Copy out every line of the records where the string "Paint" occurs.

•••

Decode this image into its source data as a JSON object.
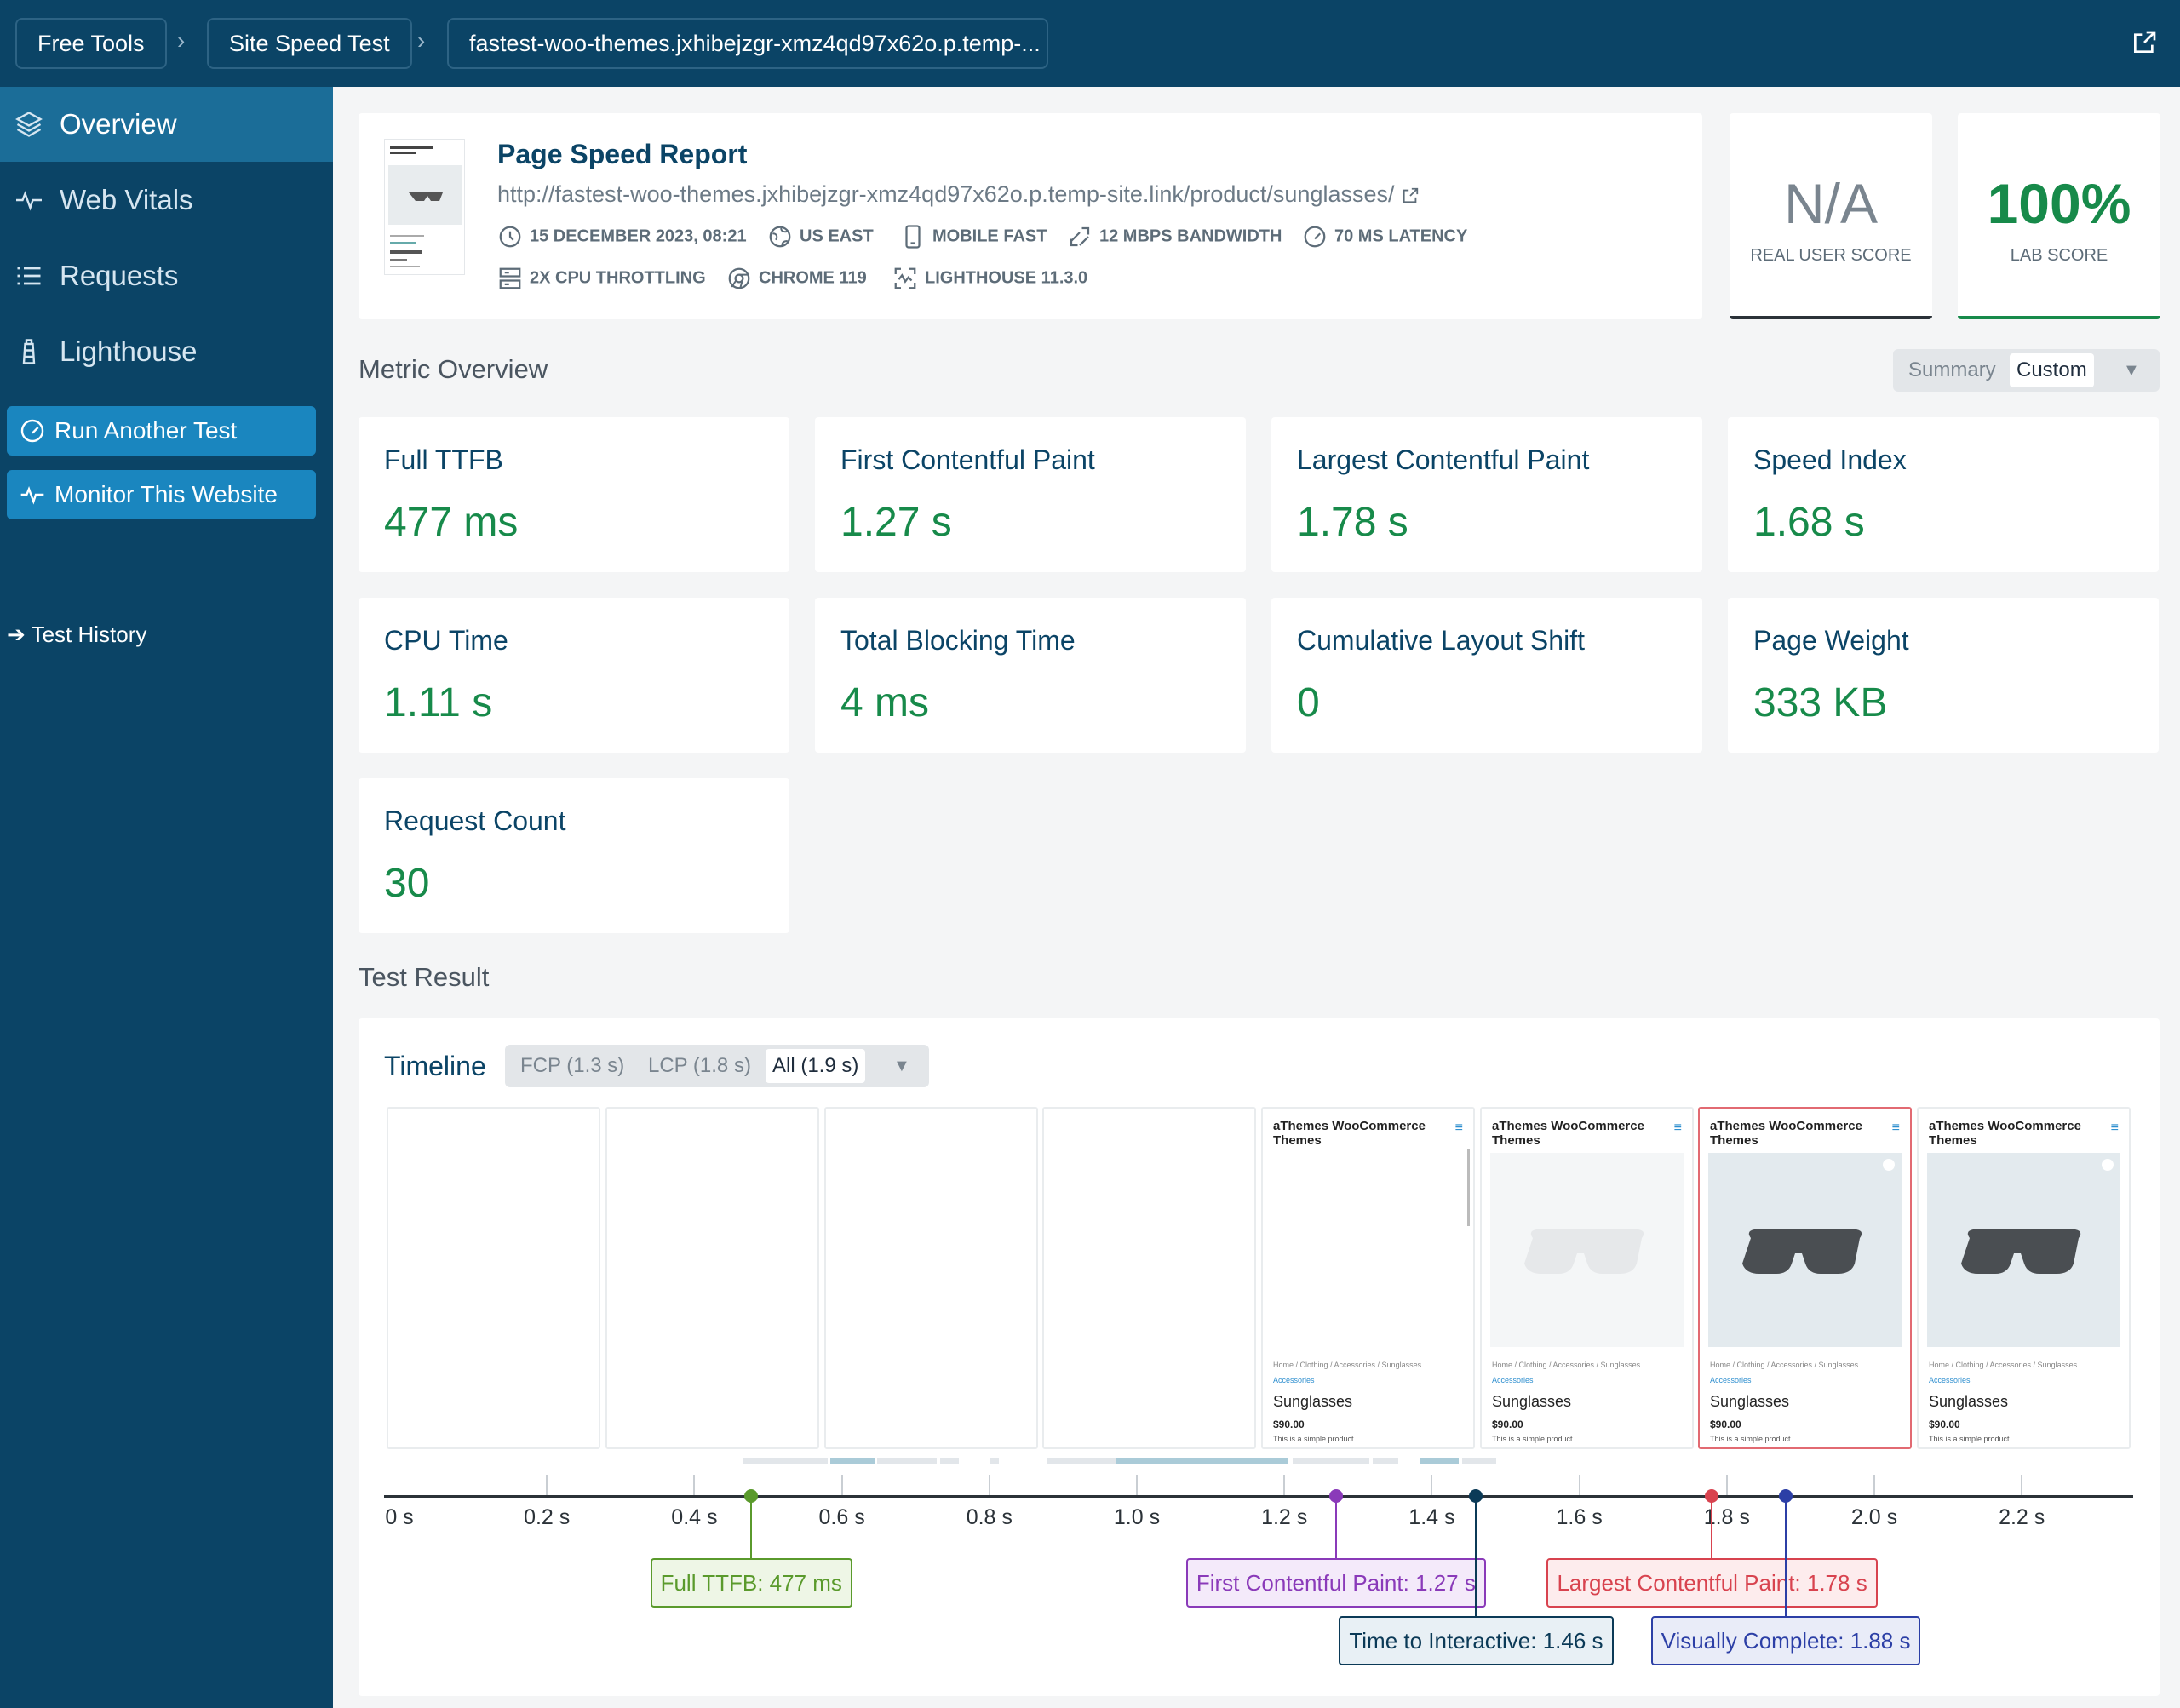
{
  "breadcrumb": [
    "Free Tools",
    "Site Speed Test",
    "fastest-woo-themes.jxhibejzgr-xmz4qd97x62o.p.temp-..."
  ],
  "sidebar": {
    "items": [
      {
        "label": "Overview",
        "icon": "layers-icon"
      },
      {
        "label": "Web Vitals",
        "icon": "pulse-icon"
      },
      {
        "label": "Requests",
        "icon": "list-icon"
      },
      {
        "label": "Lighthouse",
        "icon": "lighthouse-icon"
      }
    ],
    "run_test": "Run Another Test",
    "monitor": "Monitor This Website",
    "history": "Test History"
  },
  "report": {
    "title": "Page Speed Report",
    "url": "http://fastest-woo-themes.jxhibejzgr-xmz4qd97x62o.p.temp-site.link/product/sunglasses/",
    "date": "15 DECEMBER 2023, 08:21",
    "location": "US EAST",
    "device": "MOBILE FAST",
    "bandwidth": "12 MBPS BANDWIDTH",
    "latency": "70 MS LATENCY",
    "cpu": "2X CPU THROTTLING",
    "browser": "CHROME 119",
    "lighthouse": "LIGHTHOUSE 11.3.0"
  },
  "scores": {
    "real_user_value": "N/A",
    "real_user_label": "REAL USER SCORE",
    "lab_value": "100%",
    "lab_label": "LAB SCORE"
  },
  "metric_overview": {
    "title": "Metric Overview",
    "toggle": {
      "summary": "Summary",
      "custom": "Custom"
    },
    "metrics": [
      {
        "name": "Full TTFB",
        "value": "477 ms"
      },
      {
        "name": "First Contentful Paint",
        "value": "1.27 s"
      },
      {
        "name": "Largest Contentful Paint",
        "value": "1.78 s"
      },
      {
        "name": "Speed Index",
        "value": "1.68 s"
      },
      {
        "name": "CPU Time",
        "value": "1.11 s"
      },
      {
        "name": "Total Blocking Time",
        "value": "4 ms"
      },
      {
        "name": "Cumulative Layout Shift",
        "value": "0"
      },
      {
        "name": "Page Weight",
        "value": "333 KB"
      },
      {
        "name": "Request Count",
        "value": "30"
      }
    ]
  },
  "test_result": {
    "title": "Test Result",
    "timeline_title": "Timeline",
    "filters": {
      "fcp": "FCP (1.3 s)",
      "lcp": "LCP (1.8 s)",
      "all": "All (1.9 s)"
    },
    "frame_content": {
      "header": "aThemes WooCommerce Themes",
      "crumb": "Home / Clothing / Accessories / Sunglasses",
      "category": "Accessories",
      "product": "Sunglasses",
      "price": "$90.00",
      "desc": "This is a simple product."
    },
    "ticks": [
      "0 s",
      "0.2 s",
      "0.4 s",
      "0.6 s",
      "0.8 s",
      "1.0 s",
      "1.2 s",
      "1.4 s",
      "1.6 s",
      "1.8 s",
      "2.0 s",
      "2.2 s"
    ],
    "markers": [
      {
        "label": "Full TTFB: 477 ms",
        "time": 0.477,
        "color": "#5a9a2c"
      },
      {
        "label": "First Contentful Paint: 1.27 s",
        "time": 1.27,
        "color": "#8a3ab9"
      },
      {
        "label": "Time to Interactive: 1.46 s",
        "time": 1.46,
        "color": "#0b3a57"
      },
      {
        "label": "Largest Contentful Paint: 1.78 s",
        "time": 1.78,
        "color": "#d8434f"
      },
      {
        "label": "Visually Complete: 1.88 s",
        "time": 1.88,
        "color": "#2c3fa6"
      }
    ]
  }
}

•••

▶ RESULT FOR THIS EXERCISE
        "name": "First Contentful Paint",
        "name": "Largest Contentful Paint",
        "label": "First Contentful Paint: 1.27 s",
        "label": "Largest Contentful Paint: 1.78 s",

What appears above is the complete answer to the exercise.